Directive – Within the records below, find each line that holds the string "بوشهر", then copy it.

Stored data entries:

+++

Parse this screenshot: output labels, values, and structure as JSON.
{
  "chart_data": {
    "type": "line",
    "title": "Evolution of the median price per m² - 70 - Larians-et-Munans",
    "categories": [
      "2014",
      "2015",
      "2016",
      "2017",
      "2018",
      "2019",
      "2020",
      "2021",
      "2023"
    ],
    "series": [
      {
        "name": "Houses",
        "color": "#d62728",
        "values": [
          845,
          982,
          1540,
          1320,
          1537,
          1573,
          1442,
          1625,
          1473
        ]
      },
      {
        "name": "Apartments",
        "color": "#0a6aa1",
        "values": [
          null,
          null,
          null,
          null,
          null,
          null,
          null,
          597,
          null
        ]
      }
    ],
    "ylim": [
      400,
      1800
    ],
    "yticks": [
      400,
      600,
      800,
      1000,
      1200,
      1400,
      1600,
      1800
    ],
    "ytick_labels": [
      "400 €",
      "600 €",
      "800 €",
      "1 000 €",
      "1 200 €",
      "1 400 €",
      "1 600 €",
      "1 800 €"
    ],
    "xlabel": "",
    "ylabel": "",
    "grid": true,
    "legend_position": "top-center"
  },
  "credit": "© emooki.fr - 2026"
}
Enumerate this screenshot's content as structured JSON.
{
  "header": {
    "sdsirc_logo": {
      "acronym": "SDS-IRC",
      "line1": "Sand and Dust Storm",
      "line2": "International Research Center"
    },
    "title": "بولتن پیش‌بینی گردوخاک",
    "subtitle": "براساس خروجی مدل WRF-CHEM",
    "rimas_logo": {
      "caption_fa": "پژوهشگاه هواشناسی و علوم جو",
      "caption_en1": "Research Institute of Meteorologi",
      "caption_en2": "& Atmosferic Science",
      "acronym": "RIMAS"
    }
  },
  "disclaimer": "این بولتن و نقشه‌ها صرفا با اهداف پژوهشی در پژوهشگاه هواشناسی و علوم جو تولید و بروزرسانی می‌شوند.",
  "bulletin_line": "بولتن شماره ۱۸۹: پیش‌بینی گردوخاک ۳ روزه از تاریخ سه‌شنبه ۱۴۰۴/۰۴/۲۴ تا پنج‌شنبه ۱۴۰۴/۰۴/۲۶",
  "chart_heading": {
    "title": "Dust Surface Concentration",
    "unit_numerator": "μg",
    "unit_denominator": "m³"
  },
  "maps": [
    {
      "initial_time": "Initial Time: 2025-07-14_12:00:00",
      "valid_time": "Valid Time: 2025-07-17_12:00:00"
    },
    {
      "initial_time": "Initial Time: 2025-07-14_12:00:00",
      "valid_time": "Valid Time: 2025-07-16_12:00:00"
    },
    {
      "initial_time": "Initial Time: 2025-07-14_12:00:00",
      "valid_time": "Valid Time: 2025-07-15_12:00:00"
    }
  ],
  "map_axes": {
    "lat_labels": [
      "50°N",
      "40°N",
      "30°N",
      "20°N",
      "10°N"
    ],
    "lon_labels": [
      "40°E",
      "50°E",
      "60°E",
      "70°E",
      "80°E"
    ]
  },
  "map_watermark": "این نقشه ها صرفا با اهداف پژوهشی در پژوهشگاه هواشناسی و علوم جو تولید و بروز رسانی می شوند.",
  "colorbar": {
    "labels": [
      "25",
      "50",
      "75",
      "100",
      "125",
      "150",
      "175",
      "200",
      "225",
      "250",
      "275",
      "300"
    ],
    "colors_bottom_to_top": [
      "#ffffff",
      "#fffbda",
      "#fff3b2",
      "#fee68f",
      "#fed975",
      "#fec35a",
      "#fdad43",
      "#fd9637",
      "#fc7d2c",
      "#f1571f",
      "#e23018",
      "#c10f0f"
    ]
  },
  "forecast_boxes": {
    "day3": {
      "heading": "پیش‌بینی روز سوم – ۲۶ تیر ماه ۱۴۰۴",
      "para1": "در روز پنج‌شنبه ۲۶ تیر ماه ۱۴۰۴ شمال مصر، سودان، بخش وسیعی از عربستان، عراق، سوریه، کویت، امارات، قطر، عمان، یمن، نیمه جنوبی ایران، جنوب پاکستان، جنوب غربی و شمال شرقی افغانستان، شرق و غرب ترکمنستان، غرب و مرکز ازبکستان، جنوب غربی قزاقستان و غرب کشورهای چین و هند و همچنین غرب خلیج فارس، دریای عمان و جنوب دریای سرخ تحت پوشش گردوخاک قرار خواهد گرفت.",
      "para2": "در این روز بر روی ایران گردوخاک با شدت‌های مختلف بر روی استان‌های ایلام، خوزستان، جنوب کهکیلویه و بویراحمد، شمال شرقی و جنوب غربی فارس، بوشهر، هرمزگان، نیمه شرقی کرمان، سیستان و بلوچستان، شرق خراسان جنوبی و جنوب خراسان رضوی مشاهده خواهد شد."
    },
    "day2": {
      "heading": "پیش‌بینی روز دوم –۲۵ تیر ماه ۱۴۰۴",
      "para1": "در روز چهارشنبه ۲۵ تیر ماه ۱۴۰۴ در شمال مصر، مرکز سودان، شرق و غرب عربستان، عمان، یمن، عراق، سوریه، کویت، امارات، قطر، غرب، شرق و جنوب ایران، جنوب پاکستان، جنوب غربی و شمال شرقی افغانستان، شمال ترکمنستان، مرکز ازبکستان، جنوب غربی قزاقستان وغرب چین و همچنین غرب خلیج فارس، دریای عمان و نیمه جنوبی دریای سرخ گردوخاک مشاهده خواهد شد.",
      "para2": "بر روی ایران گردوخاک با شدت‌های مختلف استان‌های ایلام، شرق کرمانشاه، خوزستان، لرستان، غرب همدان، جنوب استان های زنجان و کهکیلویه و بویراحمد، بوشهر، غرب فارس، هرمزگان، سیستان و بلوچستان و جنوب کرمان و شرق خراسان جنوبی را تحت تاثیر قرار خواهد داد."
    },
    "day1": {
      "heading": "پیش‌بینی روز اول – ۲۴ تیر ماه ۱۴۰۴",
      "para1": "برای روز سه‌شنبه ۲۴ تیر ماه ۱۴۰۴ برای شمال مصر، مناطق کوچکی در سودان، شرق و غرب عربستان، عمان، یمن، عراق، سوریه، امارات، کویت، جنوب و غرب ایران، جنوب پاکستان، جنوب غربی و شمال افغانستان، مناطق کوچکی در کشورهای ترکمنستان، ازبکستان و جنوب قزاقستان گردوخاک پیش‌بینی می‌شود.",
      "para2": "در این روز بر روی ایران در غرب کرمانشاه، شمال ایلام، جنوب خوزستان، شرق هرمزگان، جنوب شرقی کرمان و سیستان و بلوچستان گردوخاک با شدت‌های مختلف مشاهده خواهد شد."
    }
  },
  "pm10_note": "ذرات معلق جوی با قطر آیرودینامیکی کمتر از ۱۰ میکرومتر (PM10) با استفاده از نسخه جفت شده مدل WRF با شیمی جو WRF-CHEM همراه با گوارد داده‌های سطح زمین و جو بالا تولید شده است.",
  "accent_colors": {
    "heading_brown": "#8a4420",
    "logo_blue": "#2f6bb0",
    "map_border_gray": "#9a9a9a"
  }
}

+++

Result for this exercise –
      "para2": "در این روز بر روی ایران گردوخاک با شدت‌های مختلف بر روی استان‌های ایلام، خوزستان، جنوب کهکیلویه و بویراحمد، شمال شرقی و جنوب غربی فارس، بوشهر، هرمزگان، نیمه شرقی کرمان، سیستان و بلوچستان، شرق خراسان جنوبی و جنوب خراسان رضوی مشاهده خواهد شد."
      "para2": "بر روی ایران گردوخاک با شدت‌های مختلف استان‌های ایلام، شرق کرمانشاه، خوزستان، لرستان، غرب همدان، جنوب استان های زنجان و کهکیلویه و بویراحمد، بوشهر، غرب فارس، هرمزگان، سیستان و بلوچستان و جنوب کرمان و شرق خراسان جنوبی را تحت تاثیر قرار خواهد داد."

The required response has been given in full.